- What to produce: From the listing below, pick out each line with the word "this".

Source data
_____

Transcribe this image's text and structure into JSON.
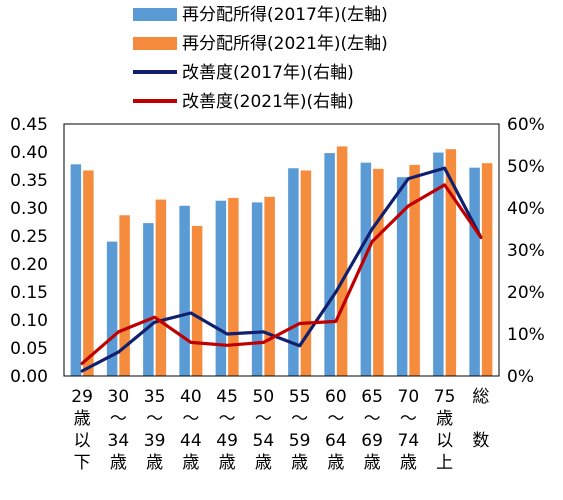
{
  "chart_data": {
    "type": "bar",
    "categories": [
      "29歳以下",
      "30～34歳",
      "35～39歳",
      "40～44歳",
      "45～49歳",
      "50～54歳",
      "55～59歳",
      "60～64歳",
      "65～69歳",
      "70～74歳",
      "75歳以上",
      "総数"
    ],
    "category_labels": [
      [
        "29",
        "歳",
        "以",
        "下"
      ],
      [
        "30",
        "～",
        "34",
        "歳"
      ],
      [
        "35",
        "～",
        "39",
        "歳"
      ],
      [
        "40",
        "～",
        "44",
        "歳"
      ],
      [
        "45",
        "～",
        "49",
        "歳"
      ],
      [
        "50",
        "～",
        "54",
        "歳"
      ],
      [
        "55",
        "～",
        "59",
        "歳"
      ],
      [
        "60",
        "～",
        "64",
        "歳"
      ],
      [
        "65",
        "～",
        "69",
        "歳"
      ],
      [
        "70",
        "～",
        "74",
        "歳"
      ],
      [
        "75",
        "歳",
        "以",
        "上"
      ],
      [
        "総",
        "",
        "数"
      ]
    ],
    "series": [
      {
        "name": "再分配所得(2017年)(左軸)",
        "kind": "bar",
        "axis": "left",
        "color": "#5b9bd5",
        "values": [
          0.378,
          0.24,
          0.273,
          0.304,
          0.313,
          0.31,
          0.371,
          0.398,
          0.381,
          0.355,
          0.399,
          0.372
        ]
      },
      {
        "name": "再分配所得(2021年)(左軸)",
        "kind": "bar",
        "axis": "left",
        "color": "#f58b3c",
        "values": [
          0.367,
          0.287,
          0.315,
          0.268,
          0.318,
          0.32,
          0.367,
          0.41,
          0.37,
          0.377,
          0.405,
          0.38
        ]
      },
      {
        "name": "改善度(2017年)(右軸)",
        "kind": "line",
        "axis": "right",
        "color": "#10206e",
        "values": [
          0.012,
          0.057,
          0.128,
          0.15,
          0.1,
          0.105,
          0.072,
          0.2,
          0.35,
          0.47,
          0.495,
          0.33
        ]
      },
      {
        "name": "改善度(2021年)(右軸)",
        "kind": "line",
        "axis": "right",
        "color": "#c00000",
        "values": [
          0.03,
          0.105,
          0.14,
          0.08,
          0.073,
          0.08,
          0.125,
          0.13,
          0.32,
          0.405,
          0.455,
          0.33
        ]
      }
    ],
    "left_axis": {
      "min": 0,
      "max": 0.45,
      "ticks": [
        "0.00",
        "0.05",
        "0.10",
        "0.15",
        "0.20",
        "0.25",
        "0.30",
        "0.35",
        "0.40",
        "0.45"
      ]
    },
    "right_axis": {
      "min": 0,
      "max": 0.6,
      "ticks": [
        "0%",
        "10%",
        "20%",
        "30%",
        "40%",
        "50%",
        "60%"
      ]
    },
    "grid": false,
    "legend": {
      "placement": "top"
    }
  }
}
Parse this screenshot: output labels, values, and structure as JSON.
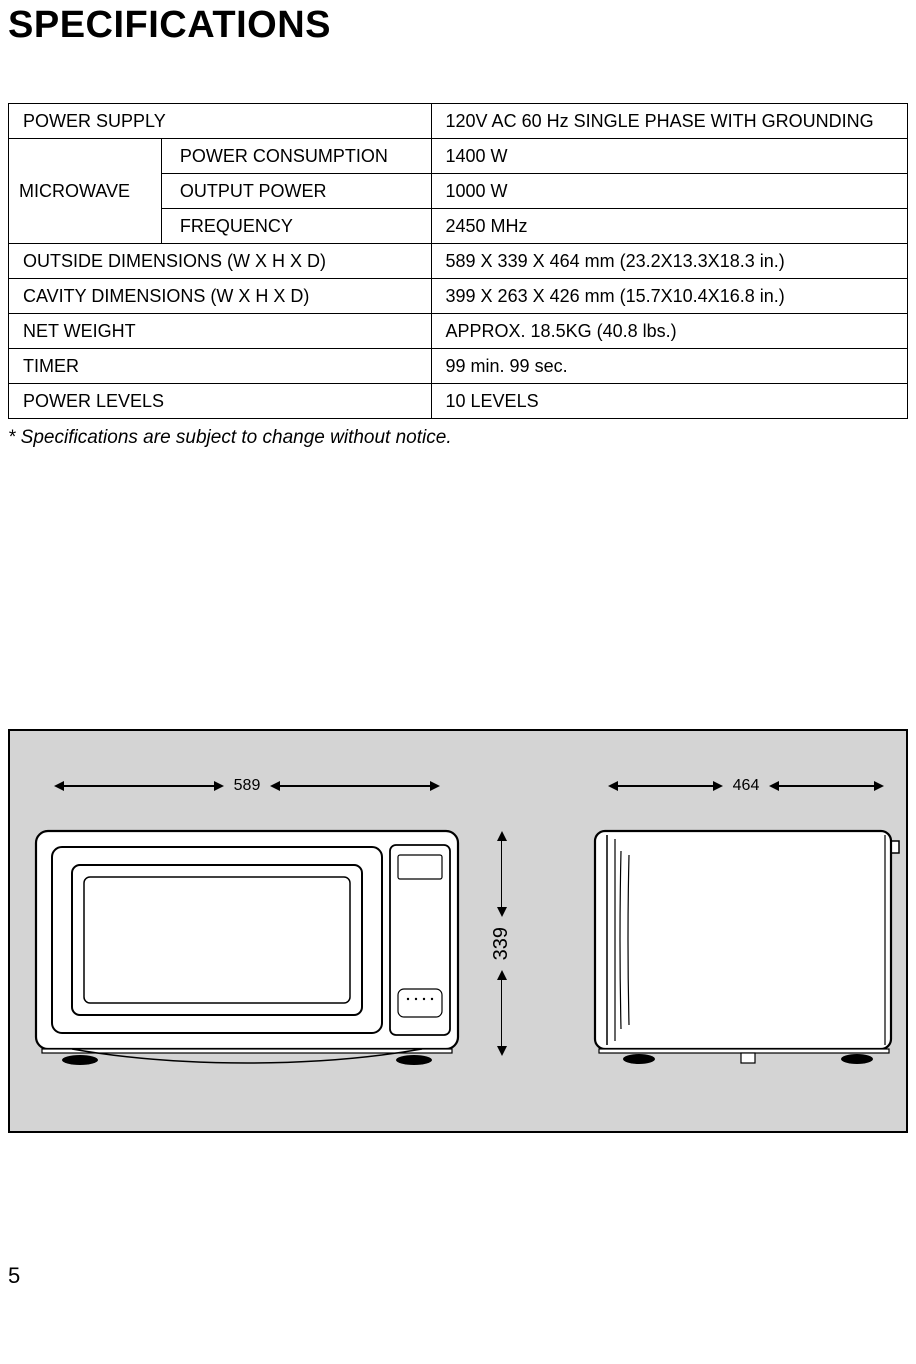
{
  "title": "SPECIFICATIONS",
  "table": {
    "rows": [
      {
        "label": "POWER SUPPLY",
        "value": "120V AC 60 Hz SINGLE PHASE WITH GROUNDING",
        "type": "single"
      },
      {
        "label": "MICROWAVE",
        "sublabel": "POWER CONSUMPTION",
        "value": "1400 W",
        "type": "rowspan_start",
        "rowspan": 3
      },
      {
        "sublabel": "OUTPUT POWER",
        "value": "1000 W",
        "type": "sub"
      },
      {
        "sublabel": "FREQUENCY",
        "value": "2450 MHz",
        "type": "sub"
      },
      {
        "label": "OUTSIDE DIMENSIONS (W X H X D)",
        "value": "589 X 339 X 464 mm (23.2X13.3X18.3 in.)",
        "type": "single"
      },
      {
        "label": "CAVITY DIMENSIONS (W X H X D)",
        "value": "399 X 263 X 426 mm (15.7X10.4X16.8 in.)",
        "type": "single"
      },
      {
        "label": "NET WEIGHT",
        "value": "APPROX. 18.5KG (40.8 lbs.)",
        "type": "single"
      },
      {
        "label": "TIMER",
        "value": "99 min. 99 sec.",
        "type": "single"
      },
      {
        "label": "POWER LEVELS",
        "value": "10 LEVELS",
        "type": "single"
      }
    ]
  },
  "footnote": "* Specifications are subject to change without notice.",
  "diagram": {
    "width_label": "589",
    "depth_label": "464",
    "height_label": "339",
    "box_bg": "#d4d4d4",
    "stroke": "#000000",
    "front_width": 430,
    "front_arrow_width": 430,
    "side_width": 310,
    "side_arrow_width": 310,
    "height_arrow": 228
  },
  "page_number": "5"
}
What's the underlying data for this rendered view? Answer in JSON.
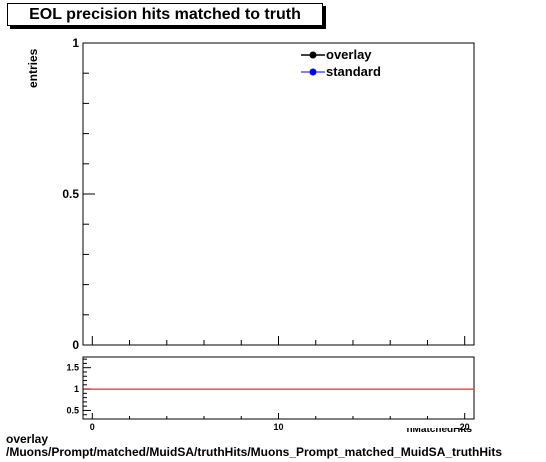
{
  "chart_data": [
    {
      "type": "line",
      "title": "EOL precision hits matched to truth",
      "ylabel": "entries",
      "xlim": [
        -0.5,
        20.5
      ],
      "ylim": [
        0,
        1
      ],
      "y_ticks": [
        {
          "value": 0,
          "label": "0"
        },
        {
          "value": 0.5,
          "label": "0.5"
        },
        {
          "value": 1,
          "label": "1"
        }
      ],
      "legend_position": "top-right",
      "series": [
        {
          "name": "overlay",
          "color": "#000000",
          "x": [],
          "y": []
        },
        {
          "name": "standard",
          "color": "#0000ff",
          "x": [],
          "y": []
        }
      ]
    },
    {
      "type": "line",
      "xlim": [
        -0.5,
        20.5
      ],
      "ylim": [
        0.3,
        1.75
      ],
      "x_ticks": [
        {
          "value": 0,
          "label": "0"
        },
        {
          "value": 10,
          "label": "10"
        },
        {
          "value": 20,
          "label": "20"
        }
      ],
      "y_ticks": [
        {
          "value": 0.5,
          "label": "0.5"
        },
        {
          "value": 1,
          "label": "1"
        },
        {
          "value": 1.5,
          "label": "1.5"
        }
      ],
      "xlabel_partial": "nMatchedHits",
      "reference_line": {
        "y": 1,
        "color": "#cc0000"
      }
    }
  ],
  "footer": {
    "line1": "overlay",
    "line2": "/Muons/Prompt/matched/MuidSA/truthHits/Muons_Prompt_matched_MuidSA_truthHits"
  }
}
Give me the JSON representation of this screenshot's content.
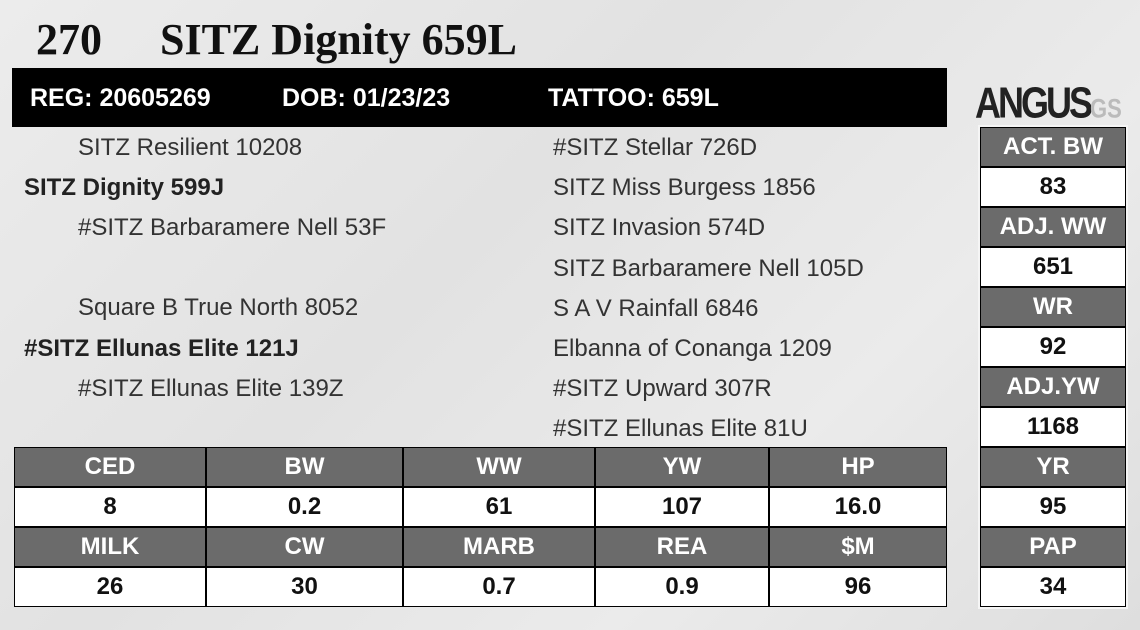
{
  "header": {
    "lot": "270",
    "name": "SITZ Dignity 659L"
  },
  "info_bar": [
    "REG: 20605269",
    "DOB: 01/23/23",
    "TATTOO: 659L"
  ],
  "logo": {
    "name": "ANGUS",
    "suffix": "GS"
  },
  "pedigree": {
    "sire": {
      "name": "SITZ Dignity 599J",
      "sire": "SITZ Resilient 10208",
      "dam": "#SITZ Barbaramere Nell 53F"
    },
    "dam": {
      "name": "#SITZ Ellunas Elite 121J",
      "sire": "Square B True North 8052",
      "dam": "#SITZ Ellunas Elite 139Z"
    },
    "great_grandparents": [
      "#SITZ Stellar 726D",
      "SITZ Miss Burgess 1856",
      "SITZ Invasion 574D",
      "SITZ Barbaramere Nell 105D",
      "S A V Rainfall 6846",
      "Elbanna of Conanga 1209",
      "#SITZ Upward 307R",
      "#SITZ Ellunas Elite 81U"
    ]
  },
  "epd_table": {
    "rows": [
      {
        "headers": [
          "CED",
          "BW",
          "WW",
          "YW",
          "HP"
        ],
        "values": [
          "8",
          "0.2",
          "61",
          "107",
          "16.0"
        ]
      },
      {
        "headers": [
          "MILK",
          "CW",
          "MARB",
          "REA",
          "$M"
        ],
        "values": [
          "26",
          "30",
          "0.7",
          "0.9",
          "96"
        ]
      }
    ]
  },
  "performance": [
    {
      "label": "ACT. BW",
      "value": "83"
    },
    {
      "label": "ADJ. WW",
      "value": "651"
    },
    {
      "label": "WR",
      "value": "92"
    },
    {
      "label": "ADJ.YW",
      "value": "1168"
    },
    {
      "label": "YR",
      "value": "95"
    },
    {
      "label": "PAP",
      "value": "34"
    }
  ]
}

_____

- Response below:
Transcribe this image's text and structure into JSON.
Parse this screenshot: output labels, values, and structure as JSON.
What's the underlying data for this rendered view? Answer in JSON.
Give me the JSON representation of this screenshot's content.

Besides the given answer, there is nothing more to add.